──────── Supplied material ────────

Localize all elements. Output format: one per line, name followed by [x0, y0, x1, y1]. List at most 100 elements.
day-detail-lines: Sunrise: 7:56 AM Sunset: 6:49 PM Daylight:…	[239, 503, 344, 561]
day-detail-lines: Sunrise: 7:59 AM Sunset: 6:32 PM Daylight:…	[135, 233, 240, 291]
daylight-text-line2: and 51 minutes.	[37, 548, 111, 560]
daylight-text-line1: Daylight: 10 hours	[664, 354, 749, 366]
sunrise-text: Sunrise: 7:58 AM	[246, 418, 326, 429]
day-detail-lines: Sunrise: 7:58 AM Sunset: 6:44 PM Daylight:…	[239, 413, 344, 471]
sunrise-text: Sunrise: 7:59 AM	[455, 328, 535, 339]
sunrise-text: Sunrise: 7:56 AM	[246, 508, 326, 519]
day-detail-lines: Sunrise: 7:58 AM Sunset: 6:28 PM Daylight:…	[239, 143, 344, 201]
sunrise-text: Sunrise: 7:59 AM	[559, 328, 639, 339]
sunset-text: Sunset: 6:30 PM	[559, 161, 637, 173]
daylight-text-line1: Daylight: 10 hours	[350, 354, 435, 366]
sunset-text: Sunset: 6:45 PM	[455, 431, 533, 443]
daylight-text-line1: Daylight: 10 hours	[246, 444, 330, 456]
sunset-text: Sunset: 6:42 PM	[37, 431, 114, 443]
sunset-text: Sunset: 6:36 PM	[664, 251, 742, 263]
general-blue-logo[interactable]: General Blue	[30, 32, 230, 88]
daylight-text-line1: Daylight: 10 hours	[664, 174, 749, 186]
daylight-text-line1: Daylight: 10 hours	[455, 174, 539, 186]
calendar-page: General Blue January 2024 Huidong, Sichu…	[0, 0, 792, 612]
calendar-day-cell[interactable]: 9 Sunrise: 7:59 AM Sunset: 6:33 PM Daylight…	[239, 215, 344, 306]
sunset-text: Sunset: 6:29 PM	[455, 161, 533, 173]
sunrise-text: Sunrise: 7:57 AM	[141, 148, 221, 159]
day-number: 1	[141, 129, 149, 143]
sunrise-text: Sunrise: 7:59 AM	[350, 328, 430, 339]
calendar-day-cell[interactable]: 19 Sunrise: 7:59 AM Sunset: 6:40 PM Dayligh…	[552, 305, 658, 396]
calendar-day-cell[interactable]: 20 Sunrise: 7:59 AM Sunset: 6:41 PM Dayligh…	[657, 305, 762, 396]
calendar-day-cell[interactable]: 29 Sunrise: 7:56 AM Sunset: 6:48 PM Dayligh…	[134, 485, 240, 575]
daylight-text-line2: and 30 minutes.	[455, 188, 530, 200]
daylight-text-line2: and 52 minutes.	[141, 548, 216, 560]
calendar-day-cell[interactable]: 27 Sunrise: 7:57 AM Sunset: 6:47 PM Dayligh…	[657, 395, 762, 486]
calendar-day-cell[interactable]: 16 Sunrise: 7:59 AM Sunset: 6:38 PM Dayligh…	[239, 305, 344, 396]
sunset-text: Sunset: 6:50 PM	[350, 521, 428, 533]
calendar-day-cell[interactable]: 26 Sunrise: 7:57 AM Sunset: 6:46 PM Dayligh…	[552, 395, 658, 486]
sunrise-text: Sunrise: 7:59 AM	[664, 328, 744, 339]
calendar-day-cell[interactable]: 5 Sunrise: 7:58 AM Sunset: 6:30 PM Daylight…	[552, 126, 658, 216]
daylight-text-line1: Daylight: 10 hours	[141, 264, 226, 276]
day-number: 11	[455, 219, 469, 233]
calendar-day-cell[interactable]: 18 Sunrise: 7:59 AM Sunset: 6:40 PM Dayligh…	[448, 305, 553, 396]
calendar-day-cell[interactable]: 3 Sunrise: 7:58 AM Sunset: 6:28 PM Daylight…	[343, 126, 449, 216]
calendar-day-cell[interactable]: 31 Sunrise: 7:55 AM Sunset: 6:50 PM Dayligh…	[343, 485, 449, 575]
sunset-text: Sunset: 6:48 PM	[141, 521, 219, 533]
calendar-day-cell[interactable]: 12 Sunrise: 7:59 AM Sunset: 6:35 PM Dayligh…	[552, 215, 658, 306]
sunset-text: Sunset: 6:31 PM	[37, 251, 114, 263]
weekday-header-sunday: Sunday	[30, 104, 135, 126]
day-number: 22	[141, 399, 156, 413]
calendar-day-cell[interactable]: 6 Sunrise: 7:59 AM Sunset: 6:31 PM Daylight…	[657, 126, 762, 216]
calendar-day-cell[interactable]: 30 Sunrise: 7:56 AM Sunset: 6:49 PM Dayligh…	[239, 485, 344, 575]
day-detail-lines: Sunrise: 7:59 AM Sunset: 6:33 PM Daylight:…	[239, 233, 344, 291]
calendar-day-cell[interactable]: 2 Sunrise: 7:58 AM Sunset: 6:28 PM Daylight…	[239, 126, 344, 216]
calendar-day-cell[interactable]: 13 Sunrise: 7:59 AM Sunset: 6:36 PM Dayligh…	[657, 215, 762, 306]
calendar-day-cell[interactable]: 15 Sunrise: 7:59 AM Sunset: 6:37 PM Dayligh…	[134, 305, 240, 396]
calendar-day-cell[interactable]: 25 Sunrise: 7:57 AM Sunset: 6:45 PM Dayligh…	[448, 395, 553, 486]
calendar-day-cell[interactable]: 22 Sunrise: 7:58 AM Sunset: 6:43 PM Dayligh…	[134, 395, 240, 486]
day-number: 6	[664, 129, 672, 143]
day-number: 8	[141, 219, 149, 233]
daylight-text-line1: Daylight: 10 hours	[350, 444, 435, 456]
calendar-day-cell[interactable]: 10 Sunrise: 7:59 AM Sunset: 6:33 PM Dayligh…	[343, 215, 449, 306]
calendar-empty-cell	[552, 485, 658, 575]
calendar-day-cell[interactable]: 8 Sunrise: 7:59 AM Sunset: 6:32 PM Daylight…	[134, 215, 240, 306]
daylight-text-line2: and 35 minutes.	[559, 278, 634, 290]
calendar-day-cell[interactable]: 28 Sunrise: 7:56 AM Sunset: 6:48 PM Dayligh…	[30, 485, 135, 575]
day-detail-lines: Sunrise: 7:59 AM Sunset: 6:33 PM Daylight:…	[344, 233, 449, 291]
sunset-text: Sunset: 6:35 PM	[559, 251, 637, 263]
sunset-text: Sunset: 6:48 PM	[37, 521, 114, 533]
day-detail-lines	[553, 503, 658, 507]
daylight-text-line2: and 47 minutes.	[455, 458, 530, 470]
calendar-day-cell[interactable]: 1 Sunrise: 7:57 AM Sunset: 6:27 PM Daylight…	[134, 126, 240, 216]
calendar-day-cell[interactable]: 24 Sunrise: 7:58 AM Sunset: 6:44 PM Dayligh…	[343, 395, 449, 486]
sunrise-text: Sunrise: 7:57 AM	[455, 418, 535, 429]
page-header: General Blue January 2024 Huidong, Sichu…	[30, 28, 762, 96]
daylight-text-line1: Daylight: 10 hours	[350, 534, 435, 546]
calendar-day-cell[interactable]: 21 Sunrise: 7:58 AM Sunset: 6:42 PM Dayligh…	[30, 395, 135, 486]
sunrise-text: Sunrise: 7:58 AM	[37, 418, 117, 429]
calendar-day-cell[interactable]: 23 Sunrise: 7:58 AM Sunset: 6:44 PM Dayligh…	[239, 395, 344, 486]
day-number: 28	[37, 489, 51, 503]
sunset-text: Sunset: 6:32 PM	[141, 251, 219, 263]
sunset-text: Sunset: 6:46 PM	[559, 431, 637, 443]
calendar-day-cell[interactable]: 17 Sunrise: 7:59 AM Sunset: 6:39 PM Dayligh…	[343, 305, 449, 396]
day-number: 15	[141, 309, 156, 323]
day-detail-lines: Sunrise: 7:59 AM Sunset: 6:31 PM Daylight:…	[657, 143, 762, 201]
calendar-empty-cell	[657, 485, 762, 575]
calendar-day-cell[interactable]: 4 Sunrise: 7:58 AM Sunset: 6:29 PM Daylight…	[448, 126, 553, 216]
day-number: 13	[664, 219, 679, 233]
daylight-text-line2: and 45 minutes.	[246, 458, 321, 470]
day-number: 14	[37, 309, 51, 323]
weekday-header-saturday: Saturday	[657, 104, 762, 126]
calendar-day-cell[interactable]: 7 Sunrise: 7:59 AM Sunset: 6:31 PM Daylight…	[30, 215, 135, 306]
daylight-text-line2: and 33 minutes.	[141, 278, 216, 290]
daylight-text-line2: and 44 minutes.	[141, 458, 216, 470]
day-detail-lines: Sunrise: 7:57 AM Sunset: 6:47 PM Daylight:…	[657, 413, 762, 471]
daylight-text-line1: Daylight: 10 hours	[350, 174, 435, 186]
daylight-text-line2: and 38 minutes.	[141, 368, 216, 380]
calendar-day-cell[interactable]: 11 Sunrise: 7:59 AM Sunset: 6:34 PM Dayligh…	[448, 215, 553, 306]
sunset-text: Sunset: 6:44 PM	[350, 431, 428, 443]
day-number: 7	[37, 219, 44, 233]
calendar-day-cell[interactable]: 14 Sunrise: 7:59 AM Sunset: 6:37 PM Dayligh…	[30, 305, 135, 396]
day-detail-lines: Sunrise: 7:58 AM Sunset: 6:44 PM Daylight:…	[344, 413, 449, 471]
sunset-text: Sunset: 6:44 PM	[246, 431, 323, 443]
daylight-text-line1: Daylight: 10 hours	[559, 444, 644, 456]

────────

**What the exercise asks:** Find each line in the data above that contains the string "header" and copy those lines. Case matters.

**Answer for this exercise:**
weekday-header-sunday: Sunday	[30, 104, 135, 126]
page-header: General Blue January 2024 Huidong, Sichu…	[30, 28, 762, 96]
weekday-header-saturday: Saturday	[657, 104, 762, 126]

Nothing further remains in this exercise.